_Given exercise_.
Print all the entries verbatim.

[Extracted data entries]
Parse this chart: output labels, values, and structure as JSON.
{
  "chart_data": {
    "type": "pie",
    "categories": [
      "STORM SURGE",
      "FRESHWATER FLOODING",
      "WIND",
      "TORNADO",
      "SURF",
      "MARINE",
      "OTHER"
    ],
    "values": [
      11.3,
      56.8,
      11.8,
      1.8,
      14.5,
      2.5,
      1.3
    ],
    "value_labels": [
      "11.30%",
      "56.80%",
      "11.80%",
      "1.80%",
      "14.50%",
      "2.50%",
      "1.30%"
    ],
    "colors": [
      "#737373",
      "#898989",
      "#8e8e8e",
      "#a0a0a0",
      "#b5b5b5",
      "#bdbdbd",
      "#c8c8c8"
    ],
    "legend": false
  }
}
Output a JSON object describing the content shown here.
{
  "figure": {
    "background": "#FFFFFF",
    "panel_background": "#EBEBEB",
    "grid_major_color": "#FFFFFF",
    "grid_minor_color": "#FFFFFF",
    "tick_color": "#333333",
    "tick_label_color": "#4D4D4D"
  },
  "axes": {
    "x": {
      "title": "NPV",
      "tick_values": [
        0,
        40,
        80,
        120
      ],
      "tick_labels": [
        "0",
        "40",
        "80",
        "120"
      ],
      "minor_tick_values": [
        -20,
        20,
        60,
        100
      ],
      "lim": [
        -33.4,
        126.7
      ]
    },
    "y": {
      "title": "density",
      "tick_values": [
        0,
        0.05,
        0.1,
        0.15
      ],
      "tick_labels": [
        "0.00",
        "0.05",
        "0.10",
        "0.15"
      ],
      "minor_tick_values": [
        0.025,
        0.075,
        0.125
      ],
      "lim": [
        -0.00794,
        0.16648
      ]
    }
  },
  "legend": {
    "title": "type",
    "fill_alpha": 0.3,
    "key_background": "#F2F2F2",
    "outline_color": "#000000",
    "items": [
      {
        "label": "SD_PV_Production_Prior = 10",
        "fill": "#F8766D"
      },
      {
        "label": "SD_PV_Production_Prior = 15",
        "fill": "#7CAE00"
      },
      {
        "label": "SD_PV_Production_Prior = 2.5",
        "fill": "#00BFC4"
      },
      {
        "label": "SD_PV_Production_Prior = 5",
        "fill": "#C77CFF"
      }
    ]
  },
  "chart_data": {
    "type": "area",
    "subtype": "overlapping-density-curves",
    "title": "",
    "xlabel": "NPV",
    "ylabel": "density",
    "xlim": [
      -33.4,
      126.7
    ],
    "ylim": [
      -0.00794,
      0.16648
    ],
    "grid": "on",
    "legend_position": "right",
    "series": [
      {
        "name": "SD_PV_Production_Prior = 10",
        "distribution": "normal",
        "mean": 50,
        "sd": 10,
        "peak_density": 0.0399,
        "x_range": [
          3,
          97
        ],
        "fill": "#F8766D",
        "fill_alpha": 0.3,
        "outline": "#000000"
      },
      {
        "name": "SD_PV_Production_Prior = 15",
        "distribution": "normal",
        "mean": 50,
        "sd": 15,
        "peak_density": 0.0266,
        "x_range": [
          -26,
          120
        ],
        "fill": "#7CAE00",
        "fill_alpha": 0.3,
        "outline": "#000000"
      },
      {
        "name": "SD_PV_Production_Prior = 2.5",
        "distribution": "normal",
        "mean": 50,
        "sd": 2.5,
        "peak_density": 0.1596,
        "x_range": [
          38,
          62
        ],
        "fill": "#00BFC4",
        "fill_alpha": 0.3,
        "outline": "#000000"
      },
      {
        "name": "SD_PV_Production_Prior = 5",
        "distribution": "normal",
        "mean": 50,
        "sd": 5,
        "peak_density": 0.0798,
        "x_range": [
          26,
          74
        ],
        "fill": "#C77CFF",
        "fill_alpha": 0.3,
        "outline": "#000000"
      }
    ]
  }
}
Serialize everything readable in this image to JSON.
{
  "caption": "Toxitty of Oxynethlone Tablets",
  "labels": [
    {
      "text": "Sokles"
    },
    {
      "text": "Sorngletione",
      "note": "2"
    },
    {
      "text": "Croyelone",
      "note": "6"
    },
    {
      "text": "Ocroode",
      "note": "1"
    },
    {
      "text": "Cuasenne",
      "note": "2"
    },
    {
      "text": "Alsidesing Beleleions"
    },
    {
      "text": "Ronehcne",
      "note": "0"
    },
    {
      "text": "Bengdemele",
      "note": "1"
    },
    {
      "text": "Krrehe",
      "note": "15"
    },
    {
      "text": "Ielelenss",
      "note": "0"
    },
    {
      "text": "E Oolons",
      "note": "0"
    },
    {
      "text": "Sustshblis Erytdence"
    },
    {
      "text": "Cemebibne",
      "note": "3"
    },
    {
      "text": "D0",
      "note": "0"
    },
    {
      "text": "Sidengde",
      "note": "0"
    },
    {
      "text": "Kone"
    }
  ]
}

_Output for this exercise_.
Parse this chart: output labels, values, and structure as JSON.
{
  "chart_data": {
    "type": "pie",
    "categories": [
      "STORM SURGE",
      "FRESHWATER FLOODING",
      "WIND",
      "TORNADO",
      "SURF",
      "MARINE",
      "OTHER"
    ],
    "values": [
      11.3,
      56.8,
      11.8,
      1.8,
      14.5,
      2.5,
      1.3
    ],
    "value_labels": [
      "11.30%",
      "56.80%",
      "11.80%",
      "1.80%",
      "14.50%",
      "2.50%",
      "1.30%"
    ],
    "colors": [
      "#737373",
      "#898989",
      "#8e8e8e",
      "#a0a0a0",
      "#b5b5b5",
      "#bdbdbd",
      "#c8c8c8"
    ],
    "legend": false
  }
}
Output a JSON object describing the content shown here.
{
  "figure": {
    "background": "#FFFFFF",
    "panel_background": "#EBEBEB",
    "grid_major_color": "#FFFFFF",
    "grid_minor_color": "#FFFFFF",
    "tick_color": "#333333",
    "tick_label_color": "#4D4D4D"
  },
  "axes": {
    "x": {
      "title": "NPV",
      "tick_values": [
        0,
        40,
        80,
        120
      ],
      "tick_labels": [
        "0",
        "40",
        "80",
        "120"
      ],
      "minor_tick_values": [
        -20,
        20,
        60,
        100
      ],
      "lim": [
        -33.4,
        126.7
      ]
    },
    "y": {
      "title": "density",
      "tick_values": [
        0,
        0.05,
        0.1,
        0.15
      ],
      "tick_labels": [
        "0.00",
        "0.05",
        "0.10",
        "0.15"
      ],
      "minor_tick_values": [
        0.025,
        0.075,
        0.125
      ],
      "lim": [
        -0.00794,
        0.16648
      ]
    }
  },
  "legend": {
    "title": "type",
    "fill_alpha": 0.3,
    "key_background": "#F2F2F2",
    "outline_color": "#000000",
    "items": [
      {
        "label": "SD_PV_Production_Prior = 10",
        "fill": "#F8766D"
      },
      {
        "label": "SD_PV_Production_Prior = 15",
        "fill": "#7CAE00"
      },
      {
        "label": "SD_PV_Production_Prior = 2.5",
        "fill": "#00BFC4"
      },
      {
        "label": "SD_PV_Production_Prior = 5",
        "fill": "#C77CFF"
      }
    ]
  },
  "chart_data": {
    "type": "area",
    "subtype": "overlapping-density-curves",
    "title": "",
    "xlabel": "NPV",
    "ylabel": "density",
    "xlim": [
      -33.4,
      126.7
    ],
    "ylim": [
      -0.00794,
      0.16648
    ],
    "grid": "on",
    "legend_position": "right",
    "series": [
      {
        "name": "SD_PV_Production_Prior = 10",
        "distribution": "normal",
        "mean": 50,
        "sd": 10,
        "peak_density": 0.0399,
        "x_range": [
          3,
          97
        ],
        "fill": "#F8766D",
        "fill_alpha": 0.3,
        "outline": "#000000"
      },
      {
        "name": "SD_PV_Production_Prior = 15",
        "distribution": "normal",
        "mean": 50,
        "sd": 15,
        "peak_density": 0.0266,
        "x_range": [
          -26,
          120
        ],
        "fill": "#7CAE00",
        "fill_alpha": 0.3,
        "outline": "#000000"
      },
      {
        "name": "SD_PV_Production_Prior = 2.5",
        "distribution": "normal",
        "mean": 50,
        "sd": 2.5,
        "peak_density": 0.1596,
        "x_range": [
          38,
          62
        ],
        "fill": "#00BFC4",
        "fill_alpha": 0.3,
        "outline": "#000000"
      },
      {
        "name": "SD_PV_Production_Prior = 5",
        "distribution": "normal",
        "mean": 50,
        "sd": 5,
        "peak_density": 0.0798,
        "x_range": [
          26,
          74
        ],
        "fill": "#C77CFF",
        "fill_alpha": 0.3,
        "outline": "#000000"
      }
    ]
  }
}
Serialize everything readable in this image to JSON.
{
  "caption": "Toxitty of Oxynethlone Tablets",
  "labels": [
    {
      "text": "Sokles"
    },
    {
      "text": "Sorngletione",
      "note": "2"
    },
    {
      "text": "Croyelone",
      "note": "6"
    },
    {
      "text": "Ocroode",
      "note": "1"
    },
    {
      "text": "Cuasenne",
      "note": "2"
    },
    {
      "text": "Alsidesing Beleleions"
    },
    {
      "text": "Ronehcne",
      "note": "0"
    },
    {
      "text": "Bengdemele",
      "note": "1"
    },
    {
      "text": "Krrehe",
      "note": "15"
    },
    {
      "text": "Ielelenss",
      "note": "0"
    },
    {
      "text": "E Oolons",
      "note": "0"
    },
    {
      "text": "Sustshblis Erytdence"
    },
    {
      "text": "Cemebibne",
      "note": "3"
    },
    {
      "text": "D0",
      "note": "0"
    },
    {
      "text": "Sidengde",
      "note": "0"
    },
    {
      "text": "Kone"
    }
  ]
}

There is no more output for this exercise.